YOUR INSTRUCTIONS
Please name the structures that the planned complex will consist of, according to the text below on the Děčín Weir.

EXERCISE TEXT

---

The Děčín Weir (Plavební stupeň Děčín) is a planned weir and lock complex on the Elbe River, in Děčín in the Ústí nad Labem Region of the Czech Republic.

== Description ==
The site of the proposed weir and lock system is between Děčín-Loubí and Děčín-Prostřední Žleb not far from the German border at river kilometre 737.02 (navigation km 98.98). It will consist of a weir, a lock, a small hydropower station and two fish ladders.

== Purpose ==
The Děčín weir is part of Czech attempts to improve navigation on the Elbe by increasing the regulation of flow. The declared aim is a draught of at least 140 cm on c. 345 days per year.

== Controversy ==
Opponents of the project question whether a measurable economic benefit can be achieved, since the navigability of the Elbe is also limited below the site by weather-driven interruptions. Thus is also concern that the Děčín weir will raise the pressure on Germany to establish similar structures on its section of the Elbe.

The project has also been criticised for its impact on the environment and on landscape and flood protection and, since 2000, there have been many objections, especially on the German side. The government of neighbouring Saxony is opposed to the weir: in 2005 the then Environment Minister, Stanislaw Tillich, intervened at the EU, to block its funding of the project and, in 2010, Environment Minister Frank Kupfer (both CDU) also objected and tested whether the project could be prevented if necessary by action.

---

SUPPLIED MATERIAL
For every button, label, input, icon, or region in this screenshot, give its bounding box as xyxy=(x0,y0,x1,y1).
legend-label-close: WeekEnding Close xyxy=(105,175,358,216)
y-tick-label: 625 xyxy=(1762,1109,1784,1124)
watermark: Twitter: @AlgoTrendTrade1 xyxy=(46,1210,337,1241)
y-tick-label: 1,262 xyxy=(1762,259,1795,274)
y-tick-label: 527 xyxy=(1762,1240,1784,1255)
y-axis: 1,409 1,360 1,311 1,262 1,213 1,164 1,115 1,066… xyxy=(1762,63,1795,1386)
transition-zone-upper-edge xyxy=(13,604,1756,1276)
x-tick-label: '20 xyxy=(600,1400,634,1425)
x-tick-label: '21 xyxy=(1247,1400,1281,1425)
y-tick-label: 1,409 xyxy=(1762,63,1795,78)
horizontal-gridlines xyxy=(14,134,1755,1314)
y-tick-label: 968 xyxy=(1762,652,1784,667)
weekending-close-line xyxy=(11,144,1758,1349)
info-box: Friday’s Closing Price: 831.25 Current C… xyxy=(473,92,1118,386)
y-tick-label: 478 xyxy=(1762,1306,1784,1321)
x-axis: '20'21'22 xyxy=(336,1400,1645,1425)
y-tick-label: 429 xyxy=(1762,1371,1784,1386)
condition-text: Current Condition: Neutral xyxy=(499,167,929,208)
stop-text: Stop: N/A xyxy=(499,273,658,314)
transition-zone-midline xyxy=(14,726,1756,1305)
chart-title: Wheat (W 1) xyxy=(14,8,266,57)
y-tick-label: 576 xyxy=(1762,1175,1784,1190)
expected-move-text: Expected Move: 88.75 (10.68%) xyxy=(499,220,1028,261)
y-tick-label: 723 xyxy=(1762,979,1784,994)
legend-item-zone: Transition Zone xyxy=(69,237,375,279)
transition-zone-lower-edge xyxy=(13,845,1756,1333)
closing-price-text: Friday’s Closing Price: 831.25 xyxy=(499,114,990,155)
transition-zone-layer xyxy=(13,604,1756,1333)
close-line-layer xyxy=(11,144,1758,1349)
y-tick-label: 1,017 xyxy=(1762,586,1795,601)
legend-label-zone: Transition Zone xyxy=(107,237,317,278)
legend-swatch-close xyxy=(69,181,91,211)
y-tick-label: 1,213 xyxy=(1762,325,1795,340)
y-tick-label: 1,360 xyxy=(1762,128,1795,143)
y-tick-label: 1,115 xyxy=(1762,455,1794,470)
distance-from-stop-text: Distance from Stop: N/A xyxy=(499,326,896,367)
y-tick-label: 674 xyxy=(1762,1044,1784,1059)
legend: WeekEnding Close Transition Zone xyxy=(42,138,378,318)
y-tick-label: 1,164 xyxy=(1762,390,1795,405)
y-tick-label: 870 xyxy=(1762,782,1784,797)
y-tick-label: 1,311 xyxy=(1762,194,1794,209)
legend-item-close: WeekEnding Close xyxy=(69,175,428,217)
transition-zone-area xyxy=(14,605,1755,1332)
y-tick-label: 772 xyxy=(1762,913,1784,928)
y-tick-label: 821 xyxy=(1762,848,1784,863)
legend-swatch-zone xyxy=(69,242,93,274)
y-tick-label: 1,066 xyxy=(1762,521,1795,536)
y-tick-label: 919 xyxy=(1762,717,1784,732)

---

EXERCISE ANSWER
A weir, a lock, a small hydropower station and two fish ladders.